-- EXERCISE DIRECTIONS --
For the listing below, give the count of lines containing "then", and no other text.

-- LISTED ENTRIES --
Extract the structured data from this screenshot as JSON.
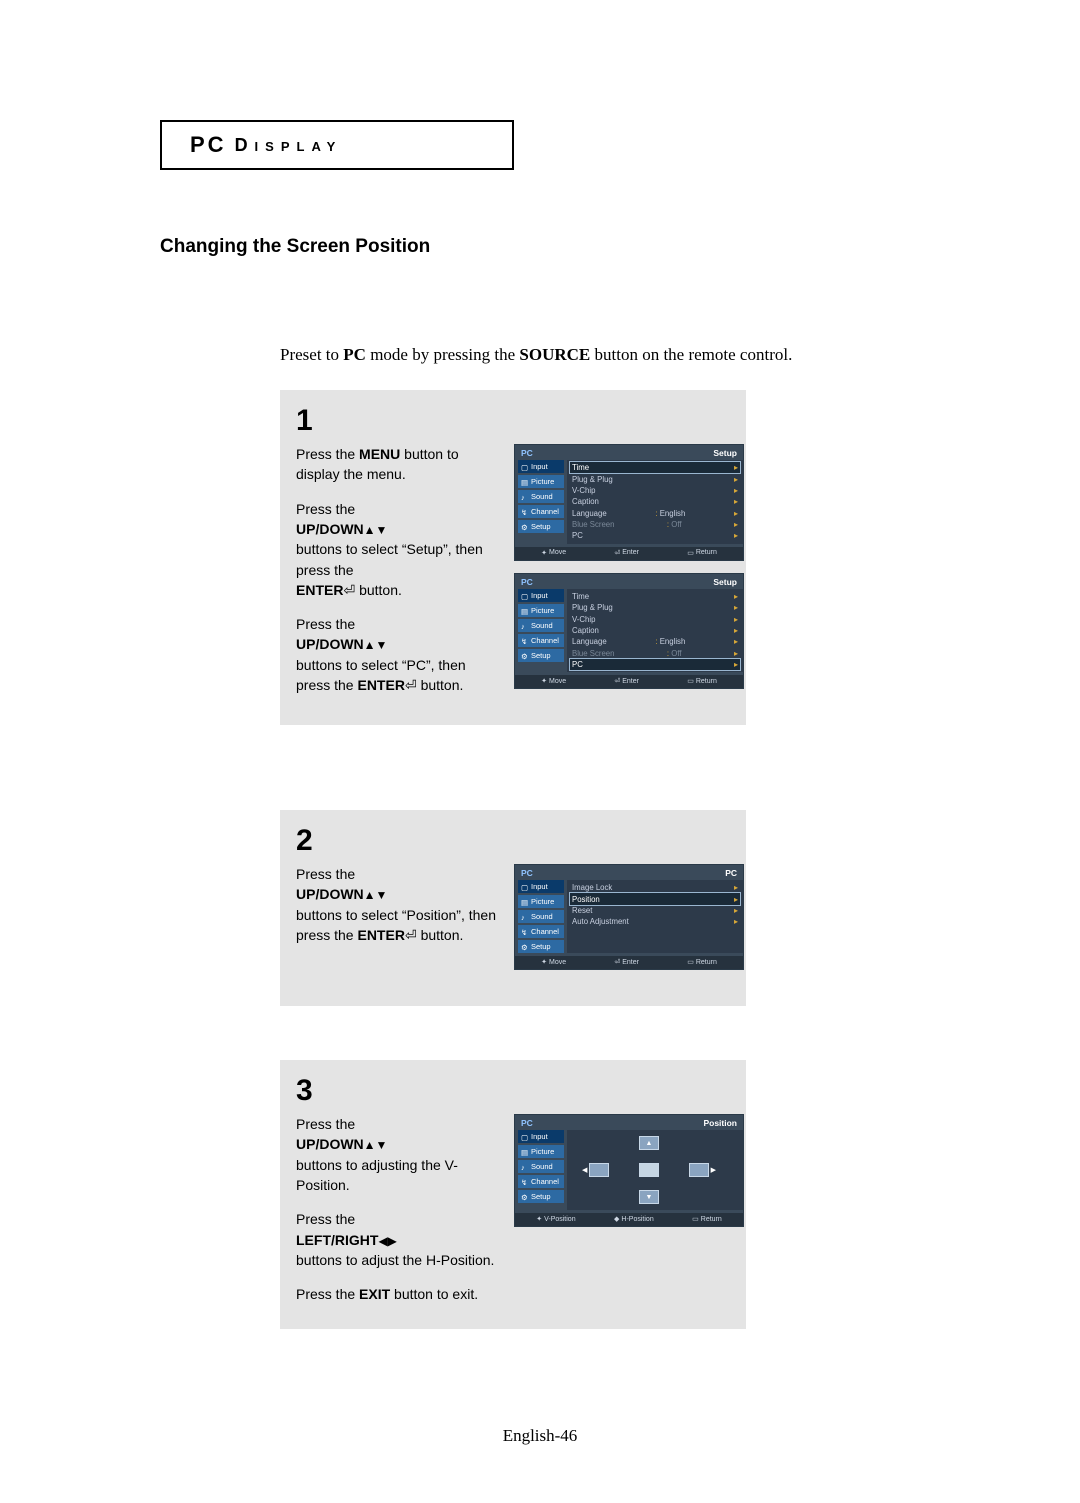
{
  "header": {
    "title_pc": "PC",
    "title_display": "Display"
  },
  "section_heading": "Changing the Screen Position",
  "preset": {
    "pre": "Preset to ",
    "pc": "PC",
    "mid": " mode by pressing the ",
    "source": "SOURCE",
    "post": " button on the remote control."
  },
  "labels": {
    "menu": "MENU",
    "updown": "UP/DOWN",
    "leftright": "LEFT/RIGHT",
    "enter": "ENTER",
    "exit": "EXIT",
    "button": "button",
    "buttons": "buttons"
  },
  "step1": {
    "num": "1",
    "p1a": "Press the ",
    "p1b": " button to display the menu.",
    "p2a": "Press the ",
    "p2b": " buttons to select “Setup”, then press the ",
    "p2c": " button.",
    "p3a": "Press the ",
    "p3b": " buttons to select “PC”, then press the ",
    "p3c": " button."
  },
  "step2": {
    "num": "2",
    "p1a": "Press the ",
    "p1b": " buttons to select “Position”, then press the ",
    "p1c": " button."
  },
  "step3": {
    "num": "3",
    "p1a": "Press the ",
    "p1b": " buttons to adjusting the V-Position.",
    "p2a": "Press the ",
    "p2b": " buttons to adjust the H-Position.",
    "p3a": "Press the ",
    "p3b": " button to exit."
  },
  "osd": {
    "pc": "PC",
    "setup": "Setup",
    "pc_sub": "PC",
    "position_title": "Position",
    "sidebar": [
      "Input",
      "Picture",
      "Sound",
      "Channel",
      "Setup"
    ],
    "setup_menu": [
      {
        "label": "Time",
        "hl": true
      },
      {
        "label": "Plug & Plug"
      },
      {
        "label": "V-Chip"
      },
      {
        "label": "Caption"
      },
      {
        "label": "Language",
        "value": "English"
      },
      {
        "label": "Blue Screen",
        "value": "Off",
        "dim": true
      },
      {
        "label": "PC"
      }
    ],
    "setup_menu_pc_hl": [
      {
        "label": "Time"
      },
      {
        "label": "Plug & Plug"
      },
      {
        "label": "V-Chip"
      },
      {
        "label": "Caption"
      },
      {
        "label": "Language",
        "value": "English"
      },
      {
        "label": "Blue Screen",
        "value": "Off",
        "dim": true
      },
      {
        "label": "PC",
        "hl": true
      }
    ],
    "pc_menu": [
      {
        "label": "Image Lock"
      },
      {
        "label": "Position",
        "hl": true
      },
      {
        "label": "Reset"
      },
      {
        "label": "Auto Adjustment"
      }
    ],
    "foot_move": "Move",
    "foot_enter": "Enter",
    "foot_return": "Return",
    "foot_vpos": "V-Position",
    "foot_hpos": "H-Position"
  },
  "footer": {
    "lang": "English-",
    "pagenum": "46"
  }
}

-- COMPLETE ANSWER --
3